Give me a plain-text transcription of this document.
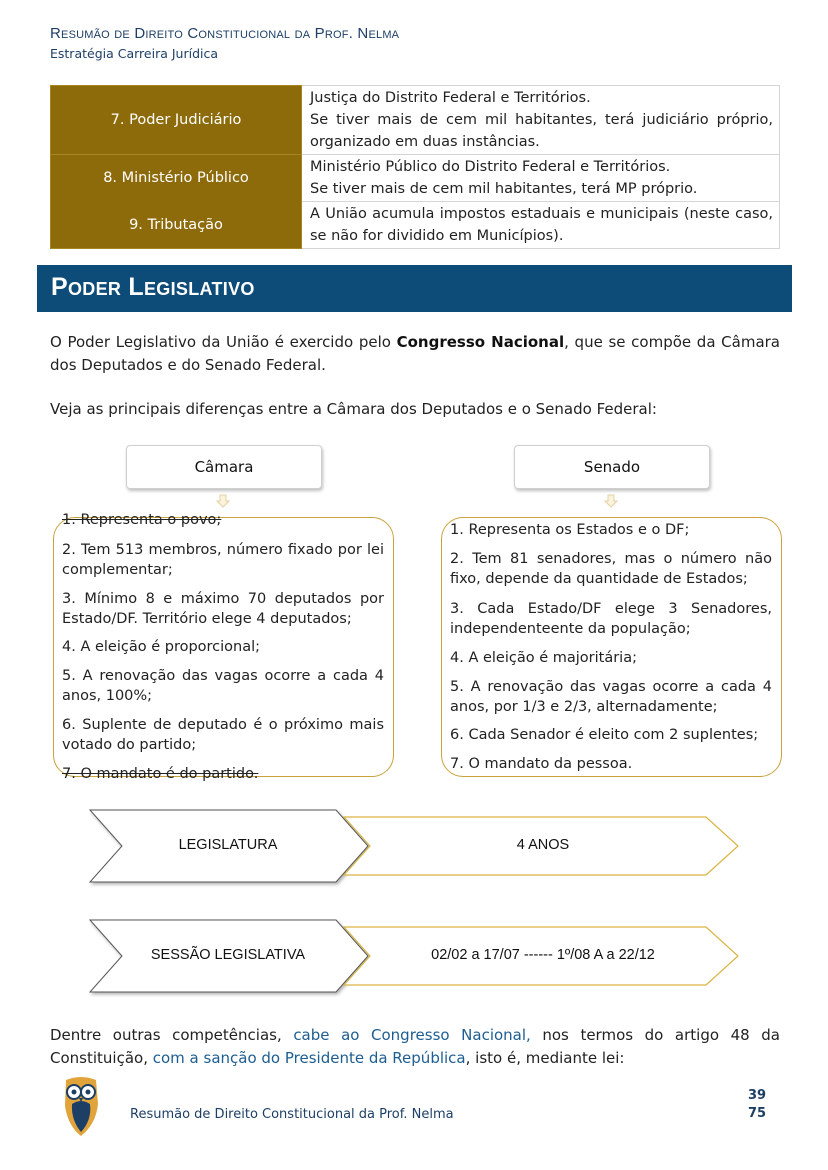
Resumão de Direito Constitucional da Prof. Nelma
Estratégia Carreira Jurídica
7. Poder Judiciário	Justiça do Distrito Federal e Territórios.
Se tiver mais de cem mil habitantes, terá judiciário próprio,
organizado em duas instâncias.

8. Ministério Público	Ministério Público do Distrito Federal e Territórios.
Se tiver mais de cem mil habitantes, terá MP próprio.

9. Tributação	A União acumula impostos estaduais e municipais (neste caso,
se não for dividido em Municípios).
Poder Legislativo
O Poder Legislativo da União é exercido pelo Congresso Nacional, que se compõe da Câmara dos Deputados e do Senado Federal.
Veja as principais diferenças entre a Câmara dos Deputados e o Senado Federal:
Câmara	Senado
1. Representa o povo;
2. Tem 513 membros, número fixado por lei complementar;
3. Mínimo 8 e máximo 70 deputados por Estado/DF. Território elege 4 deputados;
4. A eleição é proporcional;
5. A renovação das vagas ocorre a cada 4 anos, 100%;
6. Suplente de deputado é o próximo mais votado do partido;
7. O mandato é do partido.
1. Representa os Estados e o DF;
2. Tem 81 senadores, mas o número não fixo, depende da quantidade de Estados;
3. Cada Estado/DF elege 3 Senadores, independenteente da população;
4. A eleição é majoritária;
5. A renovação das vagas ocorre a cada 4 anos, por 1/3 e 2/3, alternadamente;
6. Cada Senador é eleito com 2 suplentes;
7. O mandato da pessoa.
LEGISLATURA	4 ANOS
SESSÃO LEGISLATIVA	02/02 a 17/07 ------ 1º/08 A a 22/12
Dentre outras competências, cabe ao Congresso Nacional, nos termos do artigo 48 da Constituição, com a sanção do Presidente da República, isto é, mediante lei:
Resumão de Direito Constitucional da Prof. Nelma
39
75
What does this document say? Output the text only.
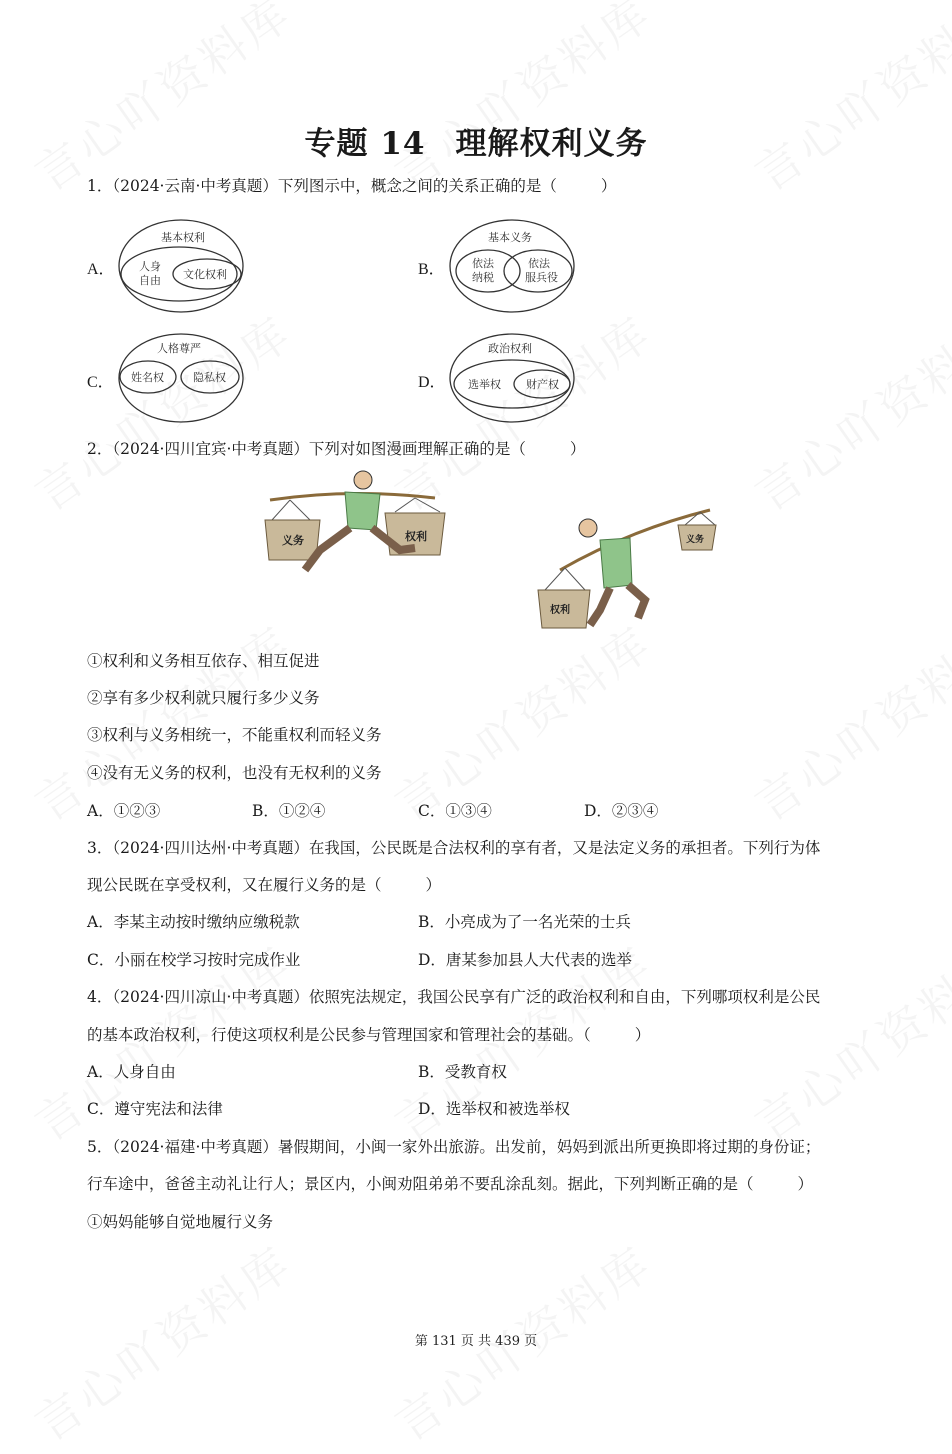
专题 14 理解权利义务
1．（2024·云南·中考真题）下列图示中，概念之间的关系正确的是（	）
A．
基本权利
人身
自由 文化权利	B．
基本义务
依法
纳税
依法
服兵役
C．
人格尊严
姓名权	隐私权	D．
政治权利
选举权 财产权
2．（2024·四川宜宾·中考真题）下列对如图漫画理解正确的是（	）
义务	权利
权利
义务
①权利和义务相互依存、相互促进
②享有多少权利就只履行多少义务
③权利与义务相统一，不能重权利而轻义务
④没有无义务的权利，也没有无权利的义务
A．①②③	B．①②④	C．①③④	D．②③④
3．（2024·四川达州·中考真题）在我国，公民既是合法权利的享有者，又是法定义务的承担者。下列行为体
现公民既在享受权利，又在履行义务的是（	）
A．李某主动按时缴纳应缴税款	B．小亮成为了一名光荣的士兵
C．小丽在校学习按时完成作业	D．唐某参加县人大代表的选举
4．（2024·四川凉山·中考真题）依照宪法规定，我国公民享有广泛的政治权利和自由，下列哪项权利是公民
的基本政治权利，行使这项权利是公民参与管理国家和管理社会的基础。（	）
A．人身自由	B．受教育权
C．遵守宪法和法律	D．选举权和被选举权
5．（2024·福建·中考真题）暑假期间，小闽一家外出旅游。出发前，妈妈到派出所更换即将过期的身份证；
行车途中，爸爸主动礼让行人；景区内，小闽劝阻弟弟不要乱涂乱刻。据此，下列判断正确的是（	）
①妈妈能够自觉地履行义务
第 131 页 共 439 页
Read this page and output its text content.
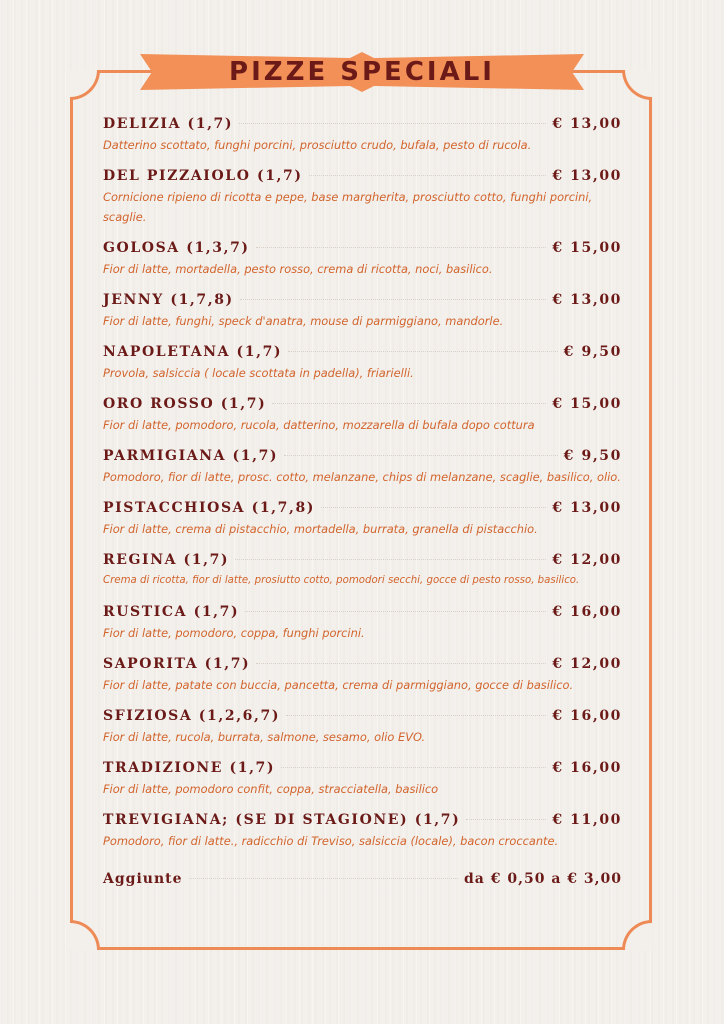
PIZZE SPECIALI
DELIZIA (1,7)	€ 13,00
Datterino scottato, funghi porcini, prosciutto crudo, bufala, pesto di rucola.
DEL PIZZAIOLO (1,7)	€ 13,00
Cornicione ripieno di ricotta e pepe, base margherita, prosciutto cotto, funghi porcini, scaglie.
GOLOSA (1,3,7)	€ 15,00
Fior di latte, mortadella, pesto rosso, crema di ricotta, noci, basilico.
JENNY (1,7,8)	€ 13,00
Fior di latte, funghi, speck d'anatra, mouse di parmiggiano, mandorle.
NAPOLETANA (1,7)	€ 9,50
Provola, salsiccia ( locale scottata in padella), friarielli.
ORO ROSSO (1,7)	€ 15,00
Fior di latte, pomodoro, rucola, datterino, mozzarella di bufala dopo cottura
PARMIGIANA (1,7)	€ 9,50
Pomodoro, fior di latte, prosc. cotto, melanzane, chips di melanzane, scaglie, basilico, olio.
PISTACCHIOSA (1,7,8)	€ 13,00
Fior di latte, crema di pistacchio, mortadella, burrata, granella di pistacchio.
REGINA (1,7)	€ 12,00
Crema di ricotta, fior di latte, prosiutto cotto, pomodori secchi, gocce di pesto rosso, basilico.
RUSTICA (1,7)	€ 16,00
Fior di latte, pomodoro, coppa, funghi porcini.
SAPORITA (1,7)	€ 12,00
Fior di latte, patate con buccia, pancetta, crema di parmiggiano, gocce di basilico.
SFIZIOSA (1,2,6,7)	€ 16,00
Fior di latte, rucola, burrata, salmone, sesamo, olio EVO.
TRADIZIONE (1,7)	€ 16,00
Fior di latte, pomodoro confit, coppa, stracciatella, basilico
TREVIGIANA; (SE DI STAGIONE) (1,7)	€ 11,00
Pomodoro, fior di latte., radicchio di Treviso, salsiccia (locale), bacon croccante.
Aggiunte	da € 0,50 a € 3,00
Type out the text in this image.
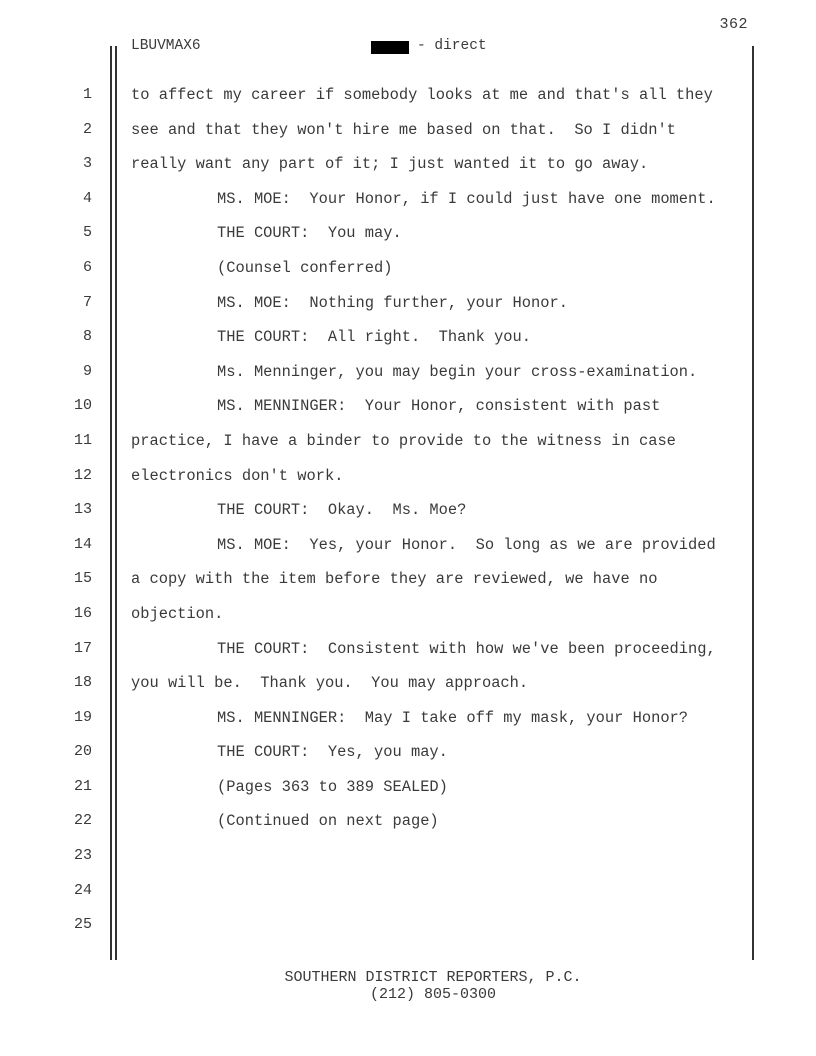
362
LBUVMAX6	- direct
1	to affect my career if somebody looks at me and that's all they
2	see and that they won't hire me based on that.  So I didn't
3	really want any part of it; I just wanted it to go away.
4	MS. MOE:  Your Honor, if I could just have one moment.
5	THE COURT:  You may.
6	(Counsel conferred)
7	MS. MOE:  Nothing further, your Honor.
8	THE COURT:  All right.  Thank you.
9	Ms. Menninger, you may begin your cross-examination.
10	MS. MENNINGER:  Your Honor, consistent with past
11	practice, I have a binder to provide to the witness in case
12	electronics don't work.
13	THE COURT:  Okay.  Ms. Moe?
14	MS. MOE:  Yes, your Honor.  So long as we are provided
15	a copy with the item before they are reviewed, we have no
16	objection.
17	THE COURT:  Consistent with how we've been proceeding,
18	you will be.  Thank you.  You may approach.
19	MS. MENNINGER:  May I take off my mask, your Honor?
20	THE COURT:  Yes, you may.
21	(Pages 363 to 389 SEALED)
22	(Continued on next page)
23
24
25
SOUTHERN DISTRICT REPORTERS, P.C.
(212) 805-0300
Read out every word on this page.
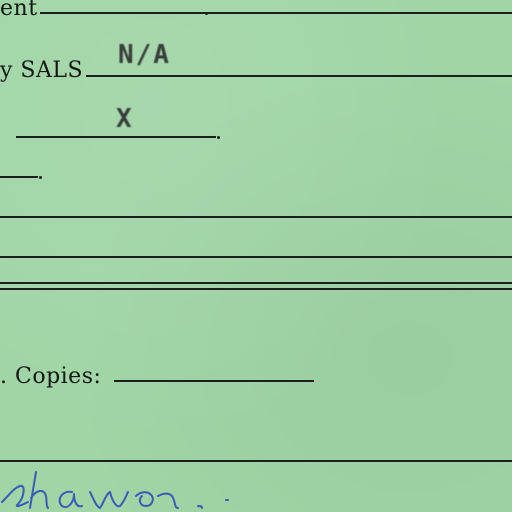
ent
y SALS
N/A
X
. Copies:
▬▬▬▬▬▬
§ Task directions: Say how many lines hold the word "pesto", giving the number and nothing else.

§ Response: 3